__Requirement__. Quote the listing in full, exactly as given, minus any pictures.

####################

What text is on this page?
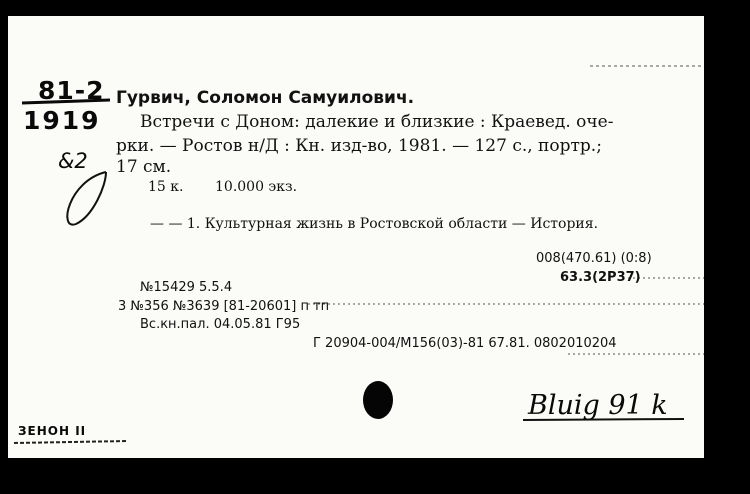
81-2
1919
Гурвич, Соломон Самуилович.
Встречи с Доном: далекие и близкие : Краевед. оче-
рки. — Ростов н/Д : Кн. изд-во, 1981. — 127 с., портр.;
17 см.
&2
15 к. 10.000 экз.
— — 1. Культурная жизнь в Ростовской области — История.
008(470.61) (0:8)
63.3(2Р37)
№15429 5.5.4
3 №356 №3639 [81-20601] п тп
Вс.кн.пал. 04.05.81 Г95
Г 20904-004/М156(03)-81 67.81. 0802010204
Bluig 91 k
ЗЕНОН II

####################

__Task output__.
What text is on this page?
81-2
1919
Гурвич, Соломон Самуилович.
Встречи с Доном: далекие и близкие : Краевед. оче-
рки. — Ростов н/Д : Кн. изд-во, 1981. — 127 с., портр.;
17 см.
&2
15 к. 10.000 экз.
— — 1. Культурная жизнь в Ростовской области — История.
008(470.61) (0:8)
63.3(2Р37)
№15429 5.5.4
3 №356 №3639 [81-20601] п тп
Вс.кн.пал. 04.05.81 Г95
Г 20904-004/М156(03)-81 67.81. 0802010204
Bluig 91 k
ЗЕНОН II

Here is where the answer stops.